Collection entries
* Begin *
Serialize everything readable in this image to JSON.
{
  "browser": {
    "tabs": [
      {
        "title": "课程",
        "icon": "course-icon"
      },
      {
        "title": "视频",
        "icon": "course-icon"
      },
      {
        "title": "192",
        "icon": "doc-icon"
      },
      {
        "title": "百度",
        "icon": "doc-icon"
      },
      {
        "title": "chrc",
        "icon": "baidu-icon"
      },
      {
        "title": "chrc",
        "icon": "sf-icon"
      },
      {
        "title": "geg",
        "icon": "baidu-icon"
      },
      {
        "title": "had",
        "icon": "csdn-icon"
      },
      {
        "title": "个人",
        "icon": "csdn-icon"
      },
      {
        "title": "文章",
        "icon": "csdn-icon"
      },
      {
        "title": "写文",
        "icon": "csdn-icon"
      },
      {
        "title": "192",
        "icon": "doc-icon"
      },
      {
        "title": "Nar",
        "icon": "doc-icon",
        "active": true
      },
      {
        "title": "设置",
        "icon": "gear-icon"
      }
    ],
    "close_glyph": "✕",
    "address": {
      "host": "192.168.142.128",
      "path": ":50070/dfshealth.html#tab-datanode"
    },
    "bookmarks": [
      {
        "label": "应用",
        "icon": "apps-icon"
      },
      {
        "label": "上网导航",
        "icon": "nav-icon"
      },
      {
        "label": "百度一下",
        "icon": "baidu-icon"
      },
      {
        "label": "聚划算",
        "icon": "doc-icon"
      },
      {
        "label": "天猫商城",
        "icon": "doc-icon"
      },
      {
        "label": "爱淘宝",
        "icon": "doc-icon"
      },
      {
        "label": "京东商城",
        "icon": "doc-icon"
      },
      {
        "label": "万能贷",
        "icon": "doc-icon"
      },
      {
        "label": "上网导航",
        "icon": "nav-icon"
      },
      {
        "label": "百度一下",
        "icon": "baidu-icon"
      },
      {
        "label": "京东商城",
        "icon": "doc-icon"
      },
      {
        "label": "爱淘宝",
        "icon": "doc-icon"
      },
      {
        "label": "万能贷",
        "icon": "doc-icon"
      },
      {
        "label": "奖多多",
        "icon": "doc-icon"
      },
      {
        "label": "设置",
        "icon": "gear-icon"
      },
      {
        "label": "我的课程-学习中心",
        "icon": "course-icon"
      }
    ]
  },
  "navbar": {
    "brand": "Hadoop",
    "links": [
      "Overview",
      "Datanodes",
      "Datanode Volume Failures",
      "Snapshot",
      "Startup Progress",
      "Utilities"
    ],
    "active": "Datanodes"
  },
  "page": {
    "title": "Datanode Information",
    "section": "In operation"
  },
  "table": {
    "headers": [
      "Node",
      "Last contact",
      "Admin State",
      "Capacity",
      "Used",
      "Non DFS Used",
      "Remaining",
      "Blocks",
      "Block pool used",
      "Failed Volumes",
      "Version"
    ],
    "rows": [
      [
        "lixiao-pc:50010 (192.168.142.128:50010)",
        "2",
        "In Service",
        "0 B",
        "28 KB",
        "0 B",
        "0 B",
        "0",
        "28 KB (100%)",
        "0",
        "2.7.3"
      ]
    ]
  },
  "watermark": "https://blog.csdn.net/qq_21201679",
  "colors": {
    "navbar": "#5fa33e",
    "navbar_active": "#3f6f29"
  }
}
* End *
**Goal**
Using the listing above, please repeat every entry exactly.

**Correct response**
Serialize everything readable in this image to JSON.
{
  "browser": {
    "tabs": [
      {
        "title": "课程",
        "icon": "course-icon"
      },
      {
        "title": "视频",
        "icon": "course-icon"
      },
      {
        "title": "192",
        "icon": "doc-icon"
      },
      {
        "title": "百度",
        "icon": "doc-icon"
      },
      {
        "title": "chrc",
        "icon": "baidu-icon"
      },
      {
        "title": "chrc",
        "icon": "sf-icon"
      },
      {
        "title": "geg",
        "icon": "baidu-icon"
      },
      {
        "title": "had",
        "icon": "csdn-icon"
      },
      {
        "title": "个人",
        "icon": "csdn-icon"
      },
      {
        "title": "文章",
        "icon": "csdn-icon"
      },
      {
        "title": "写文",
        "icon": "csdn-icon"
      },
      {
        "title": "192",
        "icon": "doc-icon"
      },
      {
        "title": "Nar",
        "icon": "doc-icon",
        "active": true
      },
      {
        "title": "设置",
        "icon": "gear-icon"
      }
    ],
    "close_glyph": "✕",
    "address": {
      "host": "192.168.142.128",
      "path": ":50070/dfshealth.html#tab-datanode"
    },
    "bookmarks": [
      {
        "label": "应用",
        "icon": "apps-icon"
      },
      {
        "label": "上网导航",
        "icon": "nav-icon"
      },
      {
        "label": "百度一下",
        "icon": "baidu-icon"
      },
      {
        "label": "聚划算",
        "icon": "doc-icon"
      },
      {
        "label": "天猫商城",
        "icon": "doc-icon"
      },
      {
        "label": "爱淘宝",
        "icon": "doc-icon"
      },
      {
        "label": "京东商城",
        "icon": "doc-icon"
      },
      {
        "label": "万能贷",
        "icon": "doc-icon"
      },
      {
        "label": "上网导航",
        "icon": "nav-icon"
      },
      {
        "label": "百度一下",
        "icon": "baidu-icon"
      },
      {
        "label": "京东商城",
        "icon": "doc-icon"
      },
      {
        "label": "爱淘宝",
        "icon": "doc-icon"
      },
      {
        "label": "万能贷",
        "icon": "doc-icon"
      },
      {
        "label": "奖多多",
        "icon": "doc-icon"
      },
      {
        "label": "设置",
        "icon": "gear-icon"
      },
      {
        "label": "我的课程-学习中心",
        "icon": "course-icon"
      }
    ]
  },
  "navbar": {
    "brand": "Hadoop",
    "links": [
      "Overview",
      "Datanodes",
      "Datanode Volume Failures",
      "Snapshot",
      "Startup Progress",
      "Utilities"
    ],
    "active": "Datanodes"
  },
  "page": {
    "title": "Datanode Information",
    "section": "In operation"
  },
  "table": {
    "headers": [
      "Node",
      "Last contact",
      "Admin State",
      "Capacity",
      "Used",
      "Non DFS Used",
      "Remaining",
      "Blocks",
      "Block pool used",
      "Failed Volumes",
      "Version"
    ],
    "rows": [
      [
        "lixiao-pc:50010 (192.168.142.128:50010)",
        "2",
        "In Service",
        "0 B",
        "28 KB",
        "0 B",
        "0 B",
        "0",
        "28 KB (100%)",
        "0",
        "2.7.3"
      ]
    ]
  },
  "watermark": "https://blog.csdn.net/qq_21201679",
  "colors": {
    "navbar": "#5fa33e",
    "navbar_active": "#3f6f29"
  }
}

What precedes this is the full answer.